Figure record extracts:
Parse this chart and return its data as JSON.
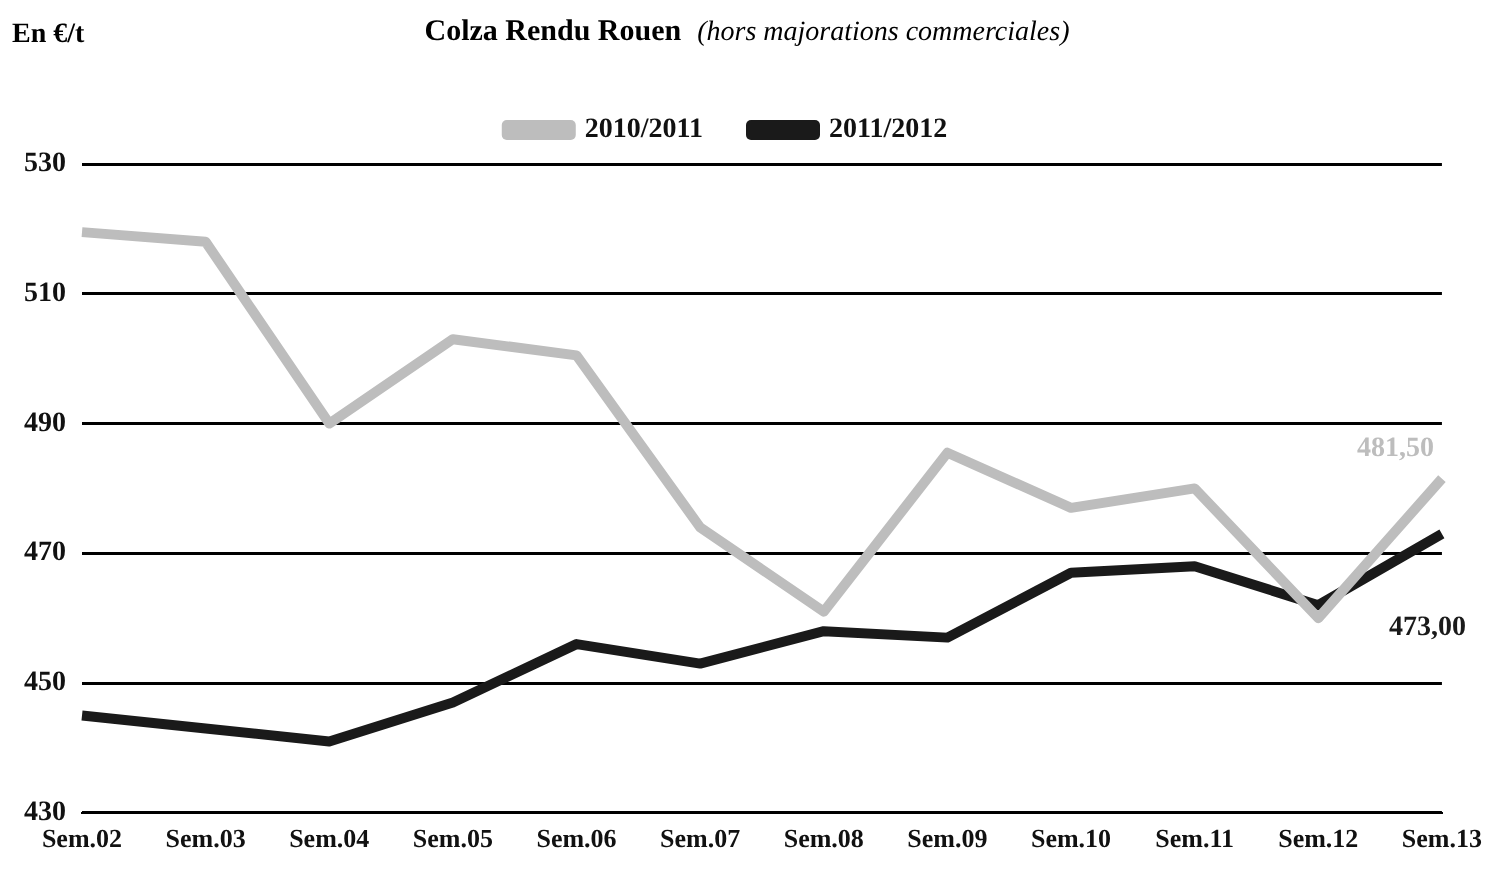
{
  "chart_data": {
    "type": "line",
    "title": "Colza Rendu Rouen",
    "subtitle": "(hors majorations commerciales)",
    "ylabel": "En €/t",
    "categories": [
      "Sem.02",
      "Sem.03",
      "Sem.04",
      "Sem.05",
      "Sem.06",
      "Sem.07",
      "Sem.08",
      "Sem.09",
      "Sem.10",
      "Sem.11",
      "Sem.12",
      "Sem.13"
    ],
    "series": [
      {
        "name": "2010/2011",
        "color": "#bdbdbd",
        "values": [
          519.5,
          518,
          490,
          503,
          500.5,
          474,
          461,
          485.5,
          477,
          480,
          460,
          481.5
        ],
        "value_labels": [
          null,
          null,
          null,
          null,
          null,
          null,
          null,
          null,
          null,
          null,
          null,
          "481,50"
        ]
      },
      {
        "name": "2011/2012",
        "color": "#1a1a1a",
        "values": [
          445,
          443,
          441,
          447,
          456,
          453,
          458,
          457,
          467,
          468,
          462,
          473
        ],
        "value_labels": [
          null,
          null,
          null,
          null,
          null,
          null,
          null,
          null,
          null,
          null,
          null,
          "473,00"
        ]
      }
    ],
    "ylim": [
      430,
      530
    ],
    "yticks": [
      430,
      450,
      470,
      490,
      510,
      530
    ],
    "grid": "y",
    "legend": "top",
    "marker": "none",
    "line_style": "solid"
  }
}
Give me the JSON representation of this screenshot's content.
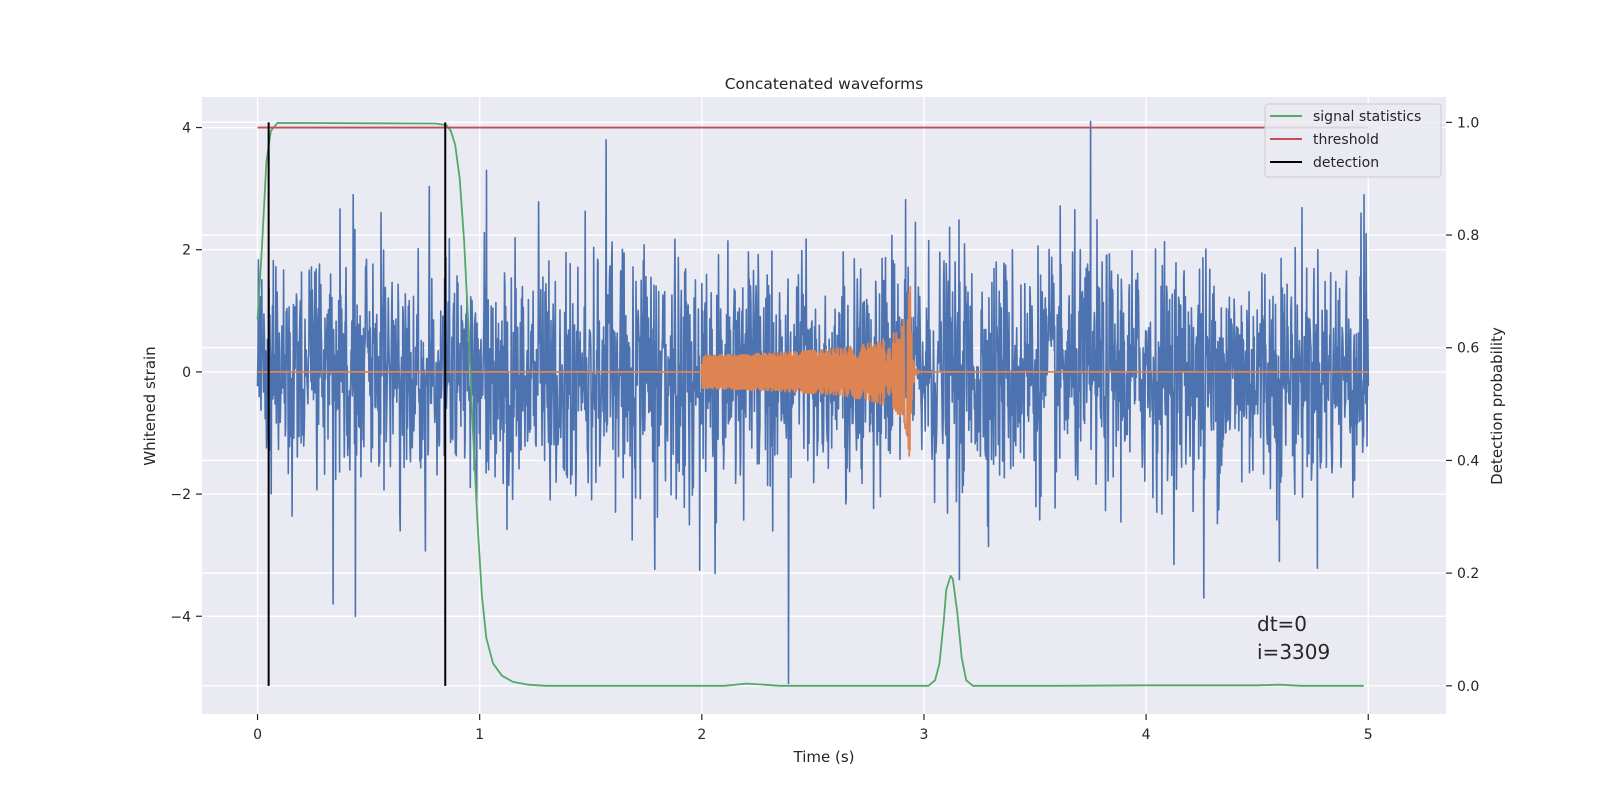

EXERCISE TASK: Pull out all lines containing the word "this" from the entries above.

ANSWER BELOW:
Parse this chart and return its data as JSON.
Give me the JSON representation of this screenshot's content.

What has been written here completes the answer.